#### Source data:

-- Start --

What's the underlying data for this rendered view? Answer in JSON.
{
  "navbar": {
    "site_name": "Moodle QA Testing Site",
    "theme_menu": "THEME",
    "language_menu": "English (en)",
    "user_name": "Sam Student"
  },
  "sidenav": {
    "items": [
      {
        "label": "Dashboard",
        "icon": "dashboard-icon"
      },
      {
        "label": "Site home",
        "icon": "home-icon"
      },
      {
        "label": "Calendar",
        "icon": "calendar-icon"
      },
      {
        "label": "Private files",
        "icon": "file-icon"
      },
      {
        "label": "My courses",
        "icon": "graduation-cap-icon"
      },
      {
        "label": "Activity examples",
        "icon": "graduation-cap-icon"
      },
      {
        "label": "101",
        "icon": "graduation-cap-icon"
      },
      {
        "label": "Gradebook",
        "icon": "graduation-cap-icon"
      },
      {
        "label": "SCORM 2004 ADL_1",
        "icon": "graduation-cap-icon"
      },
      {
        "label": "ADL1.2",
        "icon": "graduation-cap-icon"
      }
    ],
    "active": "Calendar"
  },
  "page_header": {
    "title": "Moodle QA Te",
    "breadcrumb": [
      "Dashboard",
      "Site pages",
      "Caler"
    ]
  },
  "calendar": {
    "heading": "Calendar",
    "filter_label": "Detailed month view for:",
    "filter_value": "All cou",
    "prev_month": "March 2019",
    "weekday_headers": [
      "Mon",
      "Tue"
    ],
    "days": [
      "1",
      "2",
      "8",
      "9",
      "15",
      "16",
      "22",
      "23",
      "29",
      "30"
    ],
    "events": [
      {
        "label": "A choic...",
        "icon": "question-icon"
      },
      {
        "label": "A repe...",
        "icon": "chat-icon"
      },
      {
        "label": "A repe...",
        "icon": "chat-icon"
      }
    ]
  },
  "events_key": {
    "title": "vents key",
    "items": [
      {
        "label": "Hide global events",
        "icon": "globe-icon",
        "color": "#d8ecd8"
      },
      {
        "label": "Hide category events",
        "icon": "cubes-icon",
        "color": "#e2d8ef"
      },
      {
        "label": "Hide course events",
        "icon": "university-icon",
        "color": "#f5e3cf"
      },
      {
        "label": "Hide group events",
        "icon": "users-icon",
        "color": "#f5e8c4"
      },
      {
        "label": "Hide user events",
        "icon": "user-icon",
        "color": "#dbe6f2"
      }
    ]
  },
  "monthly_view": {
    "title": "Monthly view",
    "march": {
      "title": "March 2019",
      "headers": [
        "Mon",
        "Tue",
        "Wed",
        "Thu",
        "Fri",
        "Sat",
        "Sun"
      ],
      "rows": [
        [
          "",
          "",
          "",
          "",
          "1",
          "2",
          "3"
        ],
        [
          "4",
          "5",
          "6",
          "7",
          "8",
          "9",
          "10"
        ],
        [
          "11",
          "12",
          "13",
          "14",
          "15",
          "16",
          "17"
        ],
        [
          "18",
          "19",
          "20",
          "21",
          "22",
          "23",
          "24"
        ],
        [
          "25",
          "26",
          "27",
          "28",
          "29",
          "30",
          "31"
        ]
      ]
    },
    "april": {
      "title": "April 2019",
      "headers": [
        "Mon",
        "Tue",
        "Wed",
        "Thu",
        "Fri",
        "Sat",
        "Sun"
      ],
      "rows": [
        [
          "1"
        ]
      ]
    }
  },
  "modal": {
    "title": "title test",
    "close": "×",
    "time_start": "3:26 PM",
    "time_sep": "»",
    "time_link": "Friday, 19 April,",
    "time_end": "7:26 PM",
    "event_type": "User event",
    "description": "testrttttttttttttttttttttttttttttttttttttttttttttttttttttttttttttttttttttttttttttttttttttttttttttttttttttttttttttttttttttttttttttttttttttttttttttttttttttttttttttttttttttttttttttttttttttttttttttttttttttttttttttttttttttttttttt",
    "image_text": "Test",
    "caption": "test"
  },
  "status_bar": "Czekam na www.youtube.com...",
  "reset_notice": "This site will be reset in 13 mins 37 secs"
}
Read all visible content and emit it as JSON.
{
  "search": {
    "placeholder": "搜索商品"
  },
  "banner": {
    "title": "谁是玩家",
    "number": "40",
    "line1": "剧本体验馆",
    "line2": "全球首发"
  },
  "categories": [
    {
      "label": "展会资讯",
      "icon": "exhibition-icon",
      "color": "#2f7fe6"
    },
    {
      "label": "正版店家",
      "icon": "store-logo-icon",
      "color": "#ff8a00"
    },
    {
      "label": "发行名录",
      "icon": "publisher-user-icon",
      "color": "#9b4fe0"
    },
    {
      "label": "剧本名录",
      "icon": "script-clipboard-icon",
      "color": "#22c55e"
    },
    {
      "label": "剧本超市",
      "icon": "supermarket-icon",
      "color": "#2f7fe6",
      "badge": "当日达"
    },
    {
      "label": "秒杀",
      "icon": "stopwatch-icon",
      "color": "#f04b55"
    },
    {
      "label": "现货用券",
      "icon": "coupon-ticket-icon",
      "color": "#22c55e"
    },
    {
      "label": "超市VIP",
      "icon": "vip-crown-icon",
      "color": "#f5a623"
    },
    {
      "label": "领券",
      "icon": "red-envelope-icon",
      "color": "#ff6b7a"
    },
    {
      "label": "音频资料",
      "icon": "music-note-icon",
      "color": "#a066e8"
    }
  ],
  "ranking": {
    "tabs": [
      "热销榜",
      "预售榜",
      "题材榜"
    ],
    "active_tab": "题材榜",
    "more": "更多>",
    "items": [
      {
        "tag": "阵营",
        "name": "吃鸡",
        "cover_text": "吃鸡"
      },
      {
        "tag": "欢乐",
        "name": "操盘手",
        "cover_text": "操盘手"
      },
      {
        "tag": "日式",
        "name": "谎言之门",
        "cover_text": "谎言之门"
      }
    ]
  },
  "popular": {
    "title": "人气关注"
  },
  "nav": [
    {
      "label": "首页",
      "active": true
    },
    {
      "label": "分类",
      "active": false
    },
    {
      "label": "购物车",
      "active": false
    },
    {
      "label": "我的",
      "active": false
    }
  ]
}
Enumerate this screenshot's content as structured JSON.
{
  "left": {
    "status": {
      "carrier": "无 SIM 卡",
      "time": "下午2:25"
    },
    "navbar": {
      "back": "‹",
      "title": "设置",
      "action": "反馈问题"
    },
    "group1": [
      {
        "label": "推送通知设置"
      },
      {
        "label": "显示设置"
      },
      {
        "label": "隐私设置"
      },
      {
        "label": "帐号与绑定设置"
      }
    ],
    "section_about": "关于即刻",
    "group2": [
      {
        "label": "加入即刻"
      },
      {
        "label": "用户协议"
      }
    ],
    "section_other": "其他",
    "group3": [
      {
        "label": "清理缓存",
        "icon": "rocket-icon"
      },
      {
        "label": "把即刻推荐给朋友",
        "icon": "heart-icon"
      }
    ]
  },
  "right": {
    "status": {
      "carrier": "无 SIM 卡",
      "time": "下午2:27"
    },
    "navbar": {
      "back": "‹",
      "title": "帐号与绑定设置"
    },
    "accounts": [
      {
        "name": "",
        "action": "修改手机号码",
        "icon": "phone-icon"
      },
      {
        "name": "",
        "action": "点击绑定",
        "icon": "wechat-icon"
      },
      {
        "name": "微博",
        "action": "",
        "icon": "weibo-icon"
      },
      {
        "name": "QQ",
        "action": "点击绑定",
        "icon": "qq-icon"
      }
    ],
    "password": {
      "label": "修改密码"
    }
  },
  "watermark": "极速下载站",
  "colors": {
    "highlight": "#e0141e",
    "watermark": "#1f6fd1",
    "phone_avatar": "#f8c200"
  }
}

-- End --

#### What you will do:
Give every line of the material that includes the string "action".

#### The solution:
      "action": "反馈问题"
        "action": "修改手机号码",
        "action": "点击绑定",
        "action": "",
        "action": "点击绑定",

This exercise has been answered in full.